Write out the material exactly, without any of its pictures.

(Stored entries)
··········
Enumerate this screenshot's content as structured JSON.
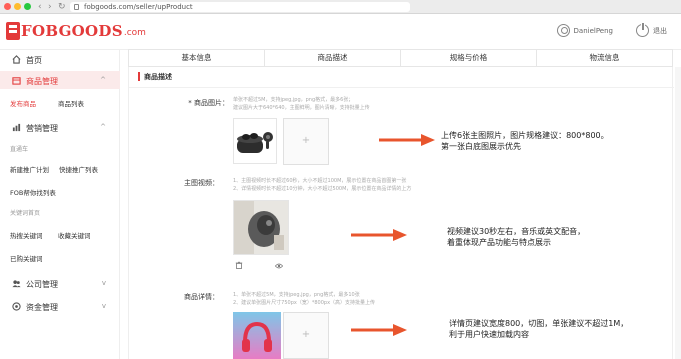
{
  "browser": {
    "url": "fobgoods.com/seller/upProduct",
    "colors": {
      "close": "#ff5f57",
      "minimize": "#febc2e",
      "zoom": "#28c840"
    }
  },
  "header": {
    "logo_text": "FOBGOODS",
    "logo_suffix": ".com",
    "user_name": "DanielPeng",
    "logout_label": "退出",
    "brand_color": "#e33a3a"
  },
  "sidebar": {
    "home": "首页",
    "product_mgmt": "商品管理",
    "publish": "发布商品",
    "product_list": "商品列表",
    "marketing": "营销管理",
    "direct_car": "直通车",
    "new_promo": "新建推广计划",
    "quick_promo": "快捷推广列表",
    "fob_keywords": "FOB帮你找列表",
    "keyword_mall": "关键词首页",
    "hot_keywords": "热搜关键词",
    "fav_keywords": "收藏关键词",
    "bought_keywords": "已购关键词",
    "company": "公司管理",
    "funds": "资金管理"
  },
  "tabs": [
    "基本信息",
    "商品描述",
    "规格与价格",
    "物流信息"
  ],
  "section": {
    "title": "商品描述"
  },
  "form": {
    "images_label": "* 商品图片：",
    "images_hint1": "单张不超过5M，支持jpeg,jpg，png格式，最多6张；",
    "images_hint2": "建议图片大于640*640，主图鲜明，图片清晰，支持批量上传",
    "video_label": "主图视频：",
    "video_hint1": "1、主图视频时长不超过60秒，大小不超过100M，展示位置在商品首图第一张",
    "video_hint2": "2、详情视频时长不超过10分钟，大小不超过500M，展示位置在商品详情的上方",
    "detail_label": "商品详情：",
    "detail_hint1": "1、单张不超过5M，支持jpeg,jpg，png格式，最多10张",
    "detail_hint2": "2、建议单张图片尺寸750px（宽）*800px（高）支持批量上传"
  },
  "notes": {
    "images_1": "上传6张主图照片，图片规格建议：800*800。",
    "images_2": "第一张白底图展示优先",
    "video_1": "视频建议30秒左右，音乐或英文配音，",
    "video_2": "着重体现产品功能与特点展示",
    "detail_1": "详情页建议宽度800，切图，单张建议不超过1M，",
    "detail_2": "利于用户快速加载内容"
  },
  "annotation_color": "#e8552d",
  "add_symbol": "+"
}
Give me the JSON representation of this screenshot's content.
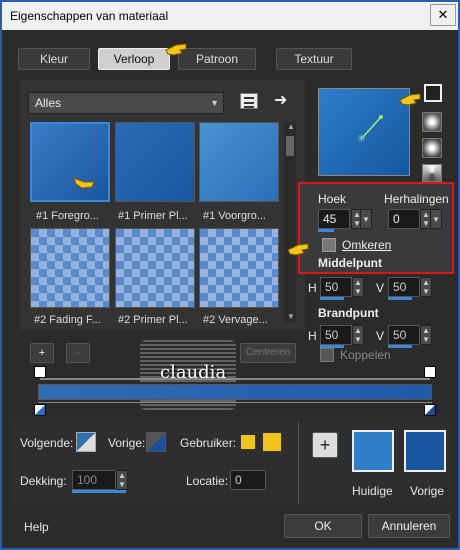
{
  "window": {
    "title": "Eigenschappen van materiaal",
    "close_symbol": "✕"
  },
  "tabs": [
    {
      "label": "Kleur"
    },
    {
      "label": "Verloop"
    },
    {
      "label": "Patroon"
    },
    {
      "label": "Textuur"
    }
  ],
  "library": {
    "dropdown_value": "Alles",
    "thumbnails": [
      {
        "label": "#1 Foregro..."
      },
      {
        "label": "#1 Primer Pl..."
      },
      {
        "label": "#1 Voorgro..."
      },
      {
        "label": "#2 Fading F..."
      },
      {
        "label": "#2 Primer Pl..."
      },
      {
        "label": "#2 Vervage..."
      }
    ]
  },
  "gradient_editor": {
    "add": "+",
    "remove": "-",
    "center_button": "Centreren",
    "watermark": "claudia"
  },
  "settings": {
    "hoek_label": "Hoek",
    "hoek_value": "45",
    "herhalingen_label": "Herhalingen",
    "herhalingen_value": "0",
    "omkeren_label": "Omkeren",
    "middelpunt_label": "Middelpunt",
    "h_label": "H",
    "v_label": "V",
    "h_value": "50",
    "v_value": "50",
    "brandpunt_label": "Brandpunt",
    "h2_value": "50",
    "v2_value": "50",
    "koppelen_label": "Koppelen"
  },
  "bottom": {
    "volgende_label": "Volgende:",
    "vorige_label": "Vorige:",
    "gebruiker_label": "Gebruiker:",
    "dekking_label": "Dekking:",
    "dekking_value": "100",
    "locatie_label": "Locatie:",
    "locatie_value": "0",
    "huidige_label": "Huidige",
    "vorige_swatch_label": "Vorige",
    "plus": "+"
  },
  "footer": {
    "help": "Help",
    "ok": "OK",
    "cancel": "Annuleren"
  },
  "colors": {
    "accent_blue": "#2f6db5",
    "dark_blue": "#1a4f9a",
    "user_yellow": "#f0c419",
    "highlight_red": "#e0141e"
  }
}
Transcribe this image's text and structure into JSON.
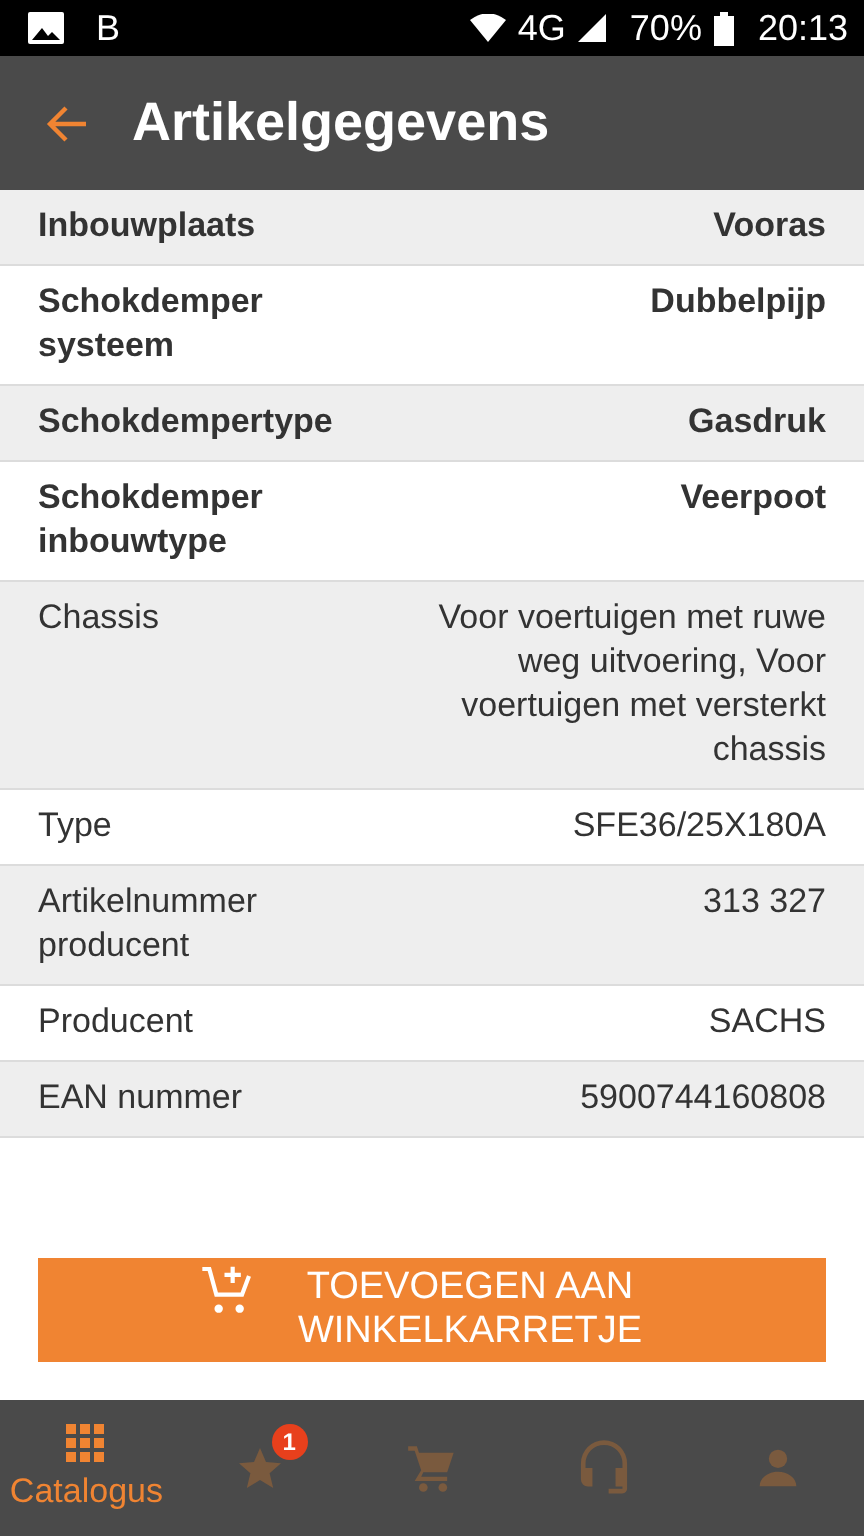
··········
Response
Enumerate this screenshot's content as structured JSON.
{
  "browser": {
    "url": "fobgoods.com/seller/upProduct",
    "colors": {
      "close": "#ff5f57",
      "minimize": "#febc2e",
      "zoom": "#28c840"
    }
  },
  "header": {
    "logo_text": "FOBGOODS",
    "logo_suffix": ".com",
    "user_name": "DanielPeng",
    "logout_label": "退出",
    "brand_color": "#e33a3a"
  },
  "sidebar": {
    "home": "首页",
    "product_mgmt": "商品管理",
    "publish": "发布商品",
    "product_list": "商品列表",
    "marketing": "营销管理",
    "direct_car": "直通车",
    "new_promo": "新建推广计划",
    "quick_promo": "快捷推广列表",
    "fob_keywords": "FOB帮你找列表",
    "keyword_mall": "关键词首页",
    "hot_keywords": "热搜关键词",
    "fav_keywords": "收藏关键词",
    "bought_keywords": "已购关键词",
    "company": "公司管理",
    "funds": "资金管理"
  },
  "tabs": [
    "基本信息",
    "商品描述",
    "规格与价格",
    "物流信息"
  ],
  "section": {
    "title": "商品描述"
  },
  "form": {
    "images_label": "* 商品图片：",
    "images_hint1": "单张不超过5M，支持jpeg,jpg，png格式，最多6张；",
    "images_hint2": "建议图片大于640*640，主图鲜明，图片清晰，支持批量上传",
    "video_label": "主图视频：",
    "video_hint1": "1、主图视频时长不超过60秒，大小不超过100M，展示位置在商品首图第一张",
    "video_hint2": "2、详情视频时长不超过10分钟，大小不超过500M，展示位置在商品详情的上方",
    "detail_label": "商品详情：",
    "detail_hint1": "1、单张不超过5M，支持jpeg,jpg，png格式，最多10张",
    "detail_hint2": "2、建议单张图片尺寸750px（宽）*800px（高）支持批量上传"
  },
  "notes": {
    "images_1": "上传6张主图照片，图片规格建议：800*800。",
    "images_2": "第一张白底图展示优先",
    "video_1": "视频建议30秒左右，音乐或英文配音，",
    "video_2": "着重体现产品功能与特点展示",
    "detail_1": "详情页建议宽度800，切图，单张建议不超过1M，",
    "detail_2": "利于用户快速加载内容"
  },
  "annotation_color": "#e8552d",
  "add_symbol": "+"
}
Give me the JSON representation of this screenshot's content.
{
  "window": {
    "title": "Eigenschappen van materiaal",
    "close_symbol": "✕"
  },
  "tabs": [
    {
      "label": "Kleur"
    },
    {
      "label": "Verloop"
    },
    {
      "label": "Patroon"
    },
    {
      "label": "Textuur"
    }
  ],
  "library": {
    "dropdown_value": "Alles",
    "thumbnails": [
      {
        "label": "#1 Foregro..."
      },
      {
        "label": "#1 Primer Pl..."
      },
      {
        "label": "#1 Voorgro..."
      },
      {
        "label": "#2 Fading F..."
      },
      {
        "label": "#2 Primer Pl..."
      },
      {
        "label": "#2 Vervage..."
      }
    ]
  },
  "gradient_editor": {
    "add": "+",
    "remove": "-",
    "center_button": "Centreren",
    "watermark": "claudia"
  },
  "settings": {
    "hoek_label": "Hoek",
    "hoek_value": "45",
    "herhalingen_label": "Herhalingen",
    "herhalingen_value": "0",
    "omkeren_label": "Omkeren",
    "middelpunt_label": "Middelpunt",
    "h_label": "H",
    "v_label": "V",
    "h_value": "50",
    "v_value": "50",
    "brandpunt_label": "Brandpunt",
    "h2_value": "50",
    "v2_value": "50",
    "koppelen_label": "Koppelen"
  },
  "bottom": {
    "volgende_label": "Volgende:",
    "vorige_label": "Vorige:",
    "gebruiker_label": "Gebruiker:",
    "dekking_label": "Dekking:",
    "dekking_value": "100",
    "locatie_label": "Locatie:",
    "locatie_value": "0",
    "huidige_label": "Huidige",
    "vorige_swatch_label": "Vorige",
    "plus": "+"
  },
  "footer": {
    "help": "Help",
    "ok": "OK",
    "cancel": "Annuleren"
  },
  "colors": {
    "accent_blue": "#2f6db5",
    "dark_blue": "#1a4f9a",
    "user_yellow": "#f0c419",
    "highlight_red": "#e0141e"
  }
}
Transcribe this image's text and structure into JSON.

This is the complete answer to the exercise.